===== Input material =====
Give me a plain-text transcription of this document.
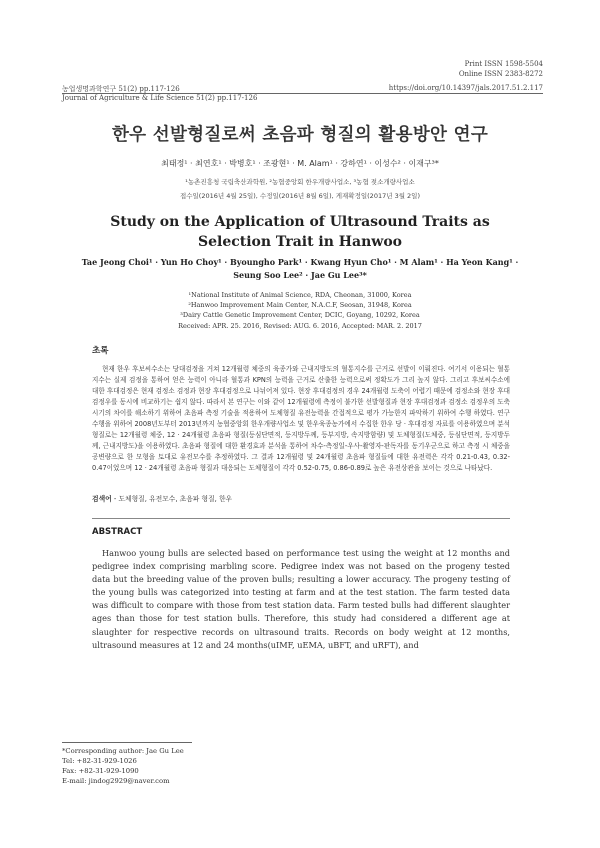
Print ISSN 1598-5504
Online ISSN 2383-8272
농업생명과학연구 51(2) pp.117-126	https://doi.org/10.14397/jals.2017.51.2.117
Journal of Agriculture & Life Science 51(2) pp.117-126
한우 선발형질로써 초음파 형질의 활용방안 연구
최태정¹ · 최연호¹ · 박병호¹ · 조광현¹ · M. Alam¹ · 강하연¹ · 이성수² · 이재구³*
¹농촌진흥청 국립축산과학원, ²농협중앙회 한우개량사업소, ³농협 젖소개량사업소
접수일(2016년 4월 25일), 수정일(2016년 8월 6일), 게재확정일(2017년 3월 2일)
Study on the Application of Ultrasound Traits as
Selection Trait in Hanwoo
Tae Jeong Choi¹ · Yun Ho Choy¹ · Byoungho Park¹ · Kwang Hyun Cho¹ · M Alam¹ · Ha Yeon Kang¹ ·
Seung Soo Lee² · Jae Gu Lee³*
¹National Institute of Animal Science, RDA, Cheonan, 31000, Korea
²Hanwoo Improvement Main Center, N.A.C.F, Seosan, 31948, Korea
³Dairy Cattle Genetic Improvement Center, DCIC, Goyang, 10292, Korea
Received: APR. 25. 2016, Revised: AUG. 6. 2016, Accepted: MAR. 2. 2017
초록

현재 한우 후보씨수소는 당대검정을 거쳐 12개월령 체중의 육종가와 근내지방도의 혈통지수를 근거로 선발이 이뤄진다. 여기서 이용되는 혈통지수는 실제 검정을 통하여 얻은 능력이 아니라 혈통과 KPN의 능력을 근거로 산출한 능력으로써 정확도가 그리 높지 않다. 그리고 후보씨수소에 대한 후대검정은 현재 검정소 검정과 현장 후대검정으로 나뉘어져 있다. 현장 후대검정의 경우 24개월령 도축이 어렵기 때문에 검정소와 현장 후대검정우를 동시에 비교하기는 쉽지 않다. 따라서 본 연구는 이와 같이 12개월령에 측정이 불가한 선발형질과 현장 후대검정과 검정소 검정우의 도축시기의 차이를 해소하기 위하여 초음파 측정 기술을 적용하여 도체형질 유전능력을 간접적으로 평가 가능한지 파악하기 위하여 수행 하였다. 연구수행을 위하여 2008년도부터 2013년까지 농협중앙회 한우개량사업소 및 한우육종농가에서 수집한 한우 당 · 후대검정 자료를 이용하였으며 분석형질로는 12개월령 체중, 12 · 24개월령 초음파 형질(등심단면적, 등지방두께, 등부지방, 속지방함량) 및 도체형질(도체중, 등심단면적, 등지방두께, 근내지방도)을 이용하였다. 초음파 형질에 대한 환경효과 분석을 통하여 차수-측정일-우사-촬영자-판독자를 동기우군으로 하고 측정 시 체중을 공변량으로 한 모형을 토대로 유전모수를 추정하였다. 그 결과 12개월령 및 24개월령 초음파 형질들에 대한 유전력은 각각 0.21-0.43, 0.32-0.47이었으며 12 · 24개월령 초음파 형질과 대응되는 도체형질이 각각 0.52-0.75, 0.86-0.89로 높은 유전상관을 보이는 것으로 나타났다.

검색어 - 도체형질, 유전모수, 초음파 형질, 한우
ABSTRACT

Hanwoo young bulls are selected based on performance test using the weight at 12 months and pedigree index comprising marbling score. Pedigree index was not based on the progeny tested data but the breeding value of the proven bulls; resulting a lower accuracy. The progeny testing of the young bulls was categorized into testing at farm and at the test station. The farm tested data was difficult to compare with those from test station data. Farm tested bulls had different slaughter ages than those for test station bulls. Therefore, this study had considered a different age at slaughter for respective records on ultrasound traits. Records on body weight at 12 months, ultrasound measures at 12 and 24 months(uIMF, uEMA, uBFT, and uRFT), and

*Corresponding author: Jae Gu Lee
Tel: +82-31-929-1026
Fax: +82-31-929-1090
E-mail: jindog2929@naver.com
=====
Exercise :: Within the listing, how many lines hold the word "Korea"? Only the number is to be given.

Exercise solution :: 3